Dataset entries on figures
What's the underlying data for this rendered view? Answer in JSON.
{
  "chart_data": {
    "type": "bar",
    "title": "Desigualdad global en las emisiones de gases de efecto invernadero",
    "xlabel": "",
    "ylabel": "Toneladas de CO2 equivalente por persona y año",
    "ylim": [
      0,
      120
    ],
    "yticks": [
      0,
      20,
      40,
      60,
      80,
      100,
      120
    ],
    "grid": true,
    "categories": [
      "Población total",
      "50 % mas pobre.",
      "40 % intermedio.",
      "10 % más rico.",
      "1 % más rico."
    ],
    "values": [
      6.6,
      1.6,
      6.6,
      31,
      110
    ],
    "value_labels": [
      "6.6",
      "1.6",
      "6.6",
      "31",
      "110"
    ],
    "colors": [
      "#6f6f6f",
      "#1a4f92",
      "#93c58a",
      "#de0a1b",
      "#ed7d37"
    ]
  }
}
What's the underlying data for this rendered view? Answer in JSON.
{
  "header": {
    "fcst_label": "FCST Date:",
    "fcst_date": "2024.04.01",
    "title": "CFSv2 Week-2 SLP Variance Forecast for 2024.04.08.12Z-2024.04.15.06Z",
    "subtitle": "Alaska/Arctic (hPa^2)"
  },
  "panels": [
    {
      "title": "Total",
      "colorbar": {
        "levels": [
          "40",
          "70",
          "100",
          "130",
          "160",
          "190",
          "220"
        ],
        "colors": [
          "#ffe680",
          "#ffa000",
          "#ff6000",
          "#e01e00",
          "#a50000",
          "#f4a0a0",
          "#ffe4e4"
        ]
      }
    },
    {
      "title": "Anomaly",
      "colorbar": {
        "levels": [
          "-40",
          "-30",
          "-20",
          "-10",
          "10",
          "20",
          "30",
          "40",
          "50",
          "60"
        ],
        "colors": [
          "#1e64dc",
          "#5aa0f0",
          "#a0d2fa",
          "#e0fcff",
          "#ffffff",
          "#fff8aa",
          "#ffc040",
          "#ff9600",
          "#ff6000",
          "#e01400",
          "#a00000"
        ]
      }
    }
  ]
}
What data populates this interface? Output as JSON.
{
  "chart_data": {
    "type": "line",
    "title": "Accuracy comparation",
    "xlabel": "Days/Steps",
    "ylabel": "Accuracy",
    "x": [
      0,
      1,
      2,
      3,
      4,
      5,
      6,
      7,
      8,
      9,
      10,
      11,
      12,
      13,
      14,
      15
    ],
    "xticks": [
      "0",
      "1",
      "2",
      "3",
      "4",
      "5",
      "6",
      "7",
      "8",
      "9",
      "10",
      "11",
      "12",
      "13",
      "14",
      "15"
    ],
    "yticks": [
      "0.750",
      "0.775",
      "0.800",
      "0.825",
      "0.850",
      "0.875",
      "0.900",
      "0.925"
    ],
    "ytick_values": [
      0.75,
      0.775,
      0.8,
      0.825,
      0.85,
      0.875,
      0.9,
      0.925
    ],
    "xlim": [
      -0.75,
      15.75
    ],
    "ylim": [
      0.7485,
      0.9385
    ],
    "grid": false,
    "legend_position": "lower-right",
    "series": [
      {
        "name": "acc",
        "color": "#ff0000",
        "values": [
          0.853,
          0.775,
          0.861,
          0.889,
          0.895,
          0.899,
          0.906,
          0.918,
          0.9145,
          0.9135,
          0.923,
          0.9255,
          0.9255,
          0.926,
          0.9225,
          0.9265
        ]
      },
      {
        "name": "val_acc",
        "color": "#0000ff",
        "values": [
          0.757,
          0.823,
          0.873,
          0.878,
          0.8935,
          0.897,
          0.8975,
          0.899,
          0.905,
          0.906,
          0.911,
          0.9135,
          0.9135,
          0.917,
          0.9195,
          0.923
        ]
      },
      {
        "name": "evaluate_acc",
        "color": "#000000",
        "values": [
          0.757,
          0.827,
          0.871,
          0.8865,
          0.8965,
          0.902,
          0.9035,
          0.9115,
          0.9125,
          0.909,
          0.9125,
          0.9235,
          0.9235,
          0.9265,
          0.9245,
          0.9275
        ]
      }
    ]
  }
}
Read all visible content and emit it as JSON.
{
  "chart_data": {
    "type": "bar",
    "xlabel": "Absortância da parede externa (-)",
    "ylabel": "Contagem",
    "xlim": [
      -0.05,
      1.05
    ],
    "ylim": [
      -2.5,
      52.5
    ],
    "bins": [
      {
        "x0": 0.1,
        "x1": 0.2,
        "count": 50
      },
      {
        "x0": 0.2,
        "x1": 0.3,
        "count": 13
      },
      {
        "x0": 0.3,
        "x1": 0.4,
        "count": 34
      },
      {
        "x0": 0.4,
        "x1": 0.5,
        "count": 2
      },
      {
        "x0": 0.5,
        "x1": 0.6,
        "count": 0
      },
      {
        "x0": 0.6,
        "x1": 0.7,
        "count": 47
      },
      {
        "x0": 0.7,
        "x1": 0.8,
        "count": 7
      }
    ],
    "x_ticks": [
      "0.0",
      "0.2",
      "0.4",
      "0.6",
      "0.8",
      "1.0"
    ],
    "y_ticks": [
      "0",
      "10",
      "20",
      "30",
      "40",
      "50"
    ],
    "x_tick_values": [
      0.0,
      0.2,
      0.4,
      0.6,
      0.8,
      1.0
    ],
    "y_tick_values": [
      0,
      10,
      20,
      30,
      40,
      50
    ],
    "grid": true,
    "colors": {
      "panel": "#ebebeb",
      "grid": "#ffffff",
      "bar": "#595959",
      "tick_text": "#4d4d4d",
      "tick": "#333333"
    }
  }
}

:: WRITTEN PROBLEM ::
Every line above should be retyped exactly as given.

:: EXERCISE SOLUTION ::
What's the underlying data for this rendered view? Answer in JSON.
{
  "chart_data": {
    "type": "bar",
    "title": "Desigualdad global en las emisiones de gases de efecto invernadero",
    "xlabel": "",
    "ylabel": "Toneladas de CO2 equivalente por persona y año",
    "ylim": [
      0,
      120
    ],
    "yticks": [
      0,
      20,
      40,
      60,
      80,
      100,
      120
    ],
    "grid": true,
    "categories": [
      "Población total",
      "50 % mas pobre.",
      "40 % intermedio.",
      "10 % más rico.",
      "1 % más rico."
    ],
    "values": [
      6.6,
      1.6,
      6.6,
      31,
      110
    ],
    "value_labels": [
      "6.6",
      "1.6",
      "6.6",
      "31",
      "110"
    ],
    "colors": [
      "#6f6f6f",
      "#1a4f92",
      "#93c58a",
      "#de0a1b",
      "#ed7d37"
    ]
  }
}
What's the underlying data for this rendered view? Answer in JSON.
{
  "header": {
    "fcst_label": "FCST Date:",
    "fcst_date": "2024.04.01",
    "title": "CFSv2 Week-2 SLP Variance Forecast for 2024.04.08.12Z-2024.04.15.06Z",
    "subtitle": "Alaska/Arctic (hPa^2)"
  },
  "panels": [
    {
      "title": "Total",
      "colorbar": {
        "levels": [
          "40",
          "70",
          "100",
          "130",
          "160",
          "190",
          "220"
        ],
        "colors": [
          "#ffe680",
          "#ffa000",
          "#ff6000",
          "#e01e00",
          "#a50000",
          "#f4a0a0",
          "#ffe4e4"
        ]
      }
    },
    {
      "title": "Anomaly",
      "colorbar": {
        "levels": [
          "-40",
          "-30",
          "-20",
          "-10",
          "10",
          "20",
          "30",
          "40",
          "50",
          "60"
        ],
        "colors": [
          "#1e64dc",
          "#5aa0f0",
          "#a0d2fa",
          "#e0fcff",
          "#ffffff",
          "#fff8aa",
          "#ffc040",
          "#ff9600",
          "#ff6000",
          "#e01400",
          "#a00000"
        ]
      }
    }
  ]
}
What data populates this interface? Output as JSON.
{
  "chart_data": {
    "type": "line",
    "title": "Accuracy comparation",
    "xlabel": "Days/Steps",
    "ylabel": "Accuracy",
    "x": [
      0,
      1,
      2,
      3,
      4,
      5,
      6,
      7,
      8,
      9,
      10,
      11,
      12,
      13,
      14,
      15
    ],
    "xticks": [
      "0",
      "1",
      "2",
      "3",
      "4",
      "5",
      "6",
      "7",
      "8",
      "9",
      "10",
      "11",
      "12",
      "13",
      "14",
      "15"
    ],
    "yticks": [
      "0.750",
      "0.775",
      "0.800",
      "0.825",
      "0.850",
      "0.875",
      "0.900",
      "0.925"
    ],
    "ytick_values": [
      0.75,
      0.775,
      0.8,
      0.825,
      0.85,
      0.875,
      0.9,
      0.925
    ],
    "xlim": [
      -0.75,
      15.75
    ],
    "ylim": [
      0.7485,
      0.9385
    ],
    "grid": false,
    "legend_position": "lower-right",
    "series": [
      {
        "name": "acc",
        "color": "#ff0000",
        "values": [
          0.853,
          0.775,
          0.861,
          0.889,
          0.895,
          0.899,
          0.906,
          0.918,
          0.9145,
          0.9135,
          0.923,
          0.9255,
          0.9255,
          0.926,
          0.9225,
          0.9265
        ]
      },
      {
        "name": "val_acc",
        "color": "#0000ff",
        "values": [
          0.757,
          0.823,
          0.873,
          0.878,
          0.8935,
          0.897,
          0.8975,
          0.899,
          0.905,
          0.906,
          0.911,
          0.9135,
          0.9135,
          0.917,
          0.9195,
          0.923
        ]
      },
      {
        "name": "evaluate_acc",
        "color": "#000000",
        "values": [
          0.757,
          0.827,
          0.871,
          0.8865,
          0.8965,
          0.902,
          0.9035,
          0.9115,
          0.9125,
          0.909,
          0.9125,
          0.9235,
          0.9235,
          0.9265,
          0.9245,
          0.9275
        ]
      }
    ]
  }
}
Read all visible content and emit it as JSON.
{
  "chart_data": {
    "type": "bar",
    "xlabel": "Absortância da parede externa (-)",
    "ylabel": "Contagem",
    "xlim": [
      -0.05,
      1.05
    ],
    "ylim": [
      -2.5,
      52.5
    ],
    "bins": [
      {
        "x0": 0.1,
        "x1": 0.2,
        "count": 50
      },
      {
        "x0": 0.2,
        "x1": 0.3,
        "count": 13
      },
      {
        "x0": 0.3,
        "x1": 0.4,
        "count": 34
      },
      {
        "x0": 0.4,
        "x1": 0.5,
        "count": 2
      },
      {
        "x0": 0.5,
        "x1": 0.6,
        "count": 0
      },
      {
        "x0": 0.6,
        "x1": 0.7,
        "count": 47
      },
      {
        "x0": 0.7,
        "x1": 0.8,
        "count": 7
      }
    ],
    "x_ticks": [
      "0.0",
      "0.2",
      "0.4",
      "0.6",
      "0.8",
      "1.0"
    ],
    "y_ticks": [
      "0",
      "10",
      "20",
      "30",
      "40",
      "50"
    ],
    "x_tick_values": [
      0.0,
      0.2,
      0.4,
      0.6,
      0.8,
      1.0
    ],
    "y_tick_values": [
      0,
      10,
      20,
      30,
      40,
      50
    ],
    "grid": true,
    "colors": {
      "panel": "#ebebeb",
      "grid": "#ffffff",
      "bar": "#595959",
      "tick_text": "#4d4d4d",
      "tick": "#333333"
    }
  }
}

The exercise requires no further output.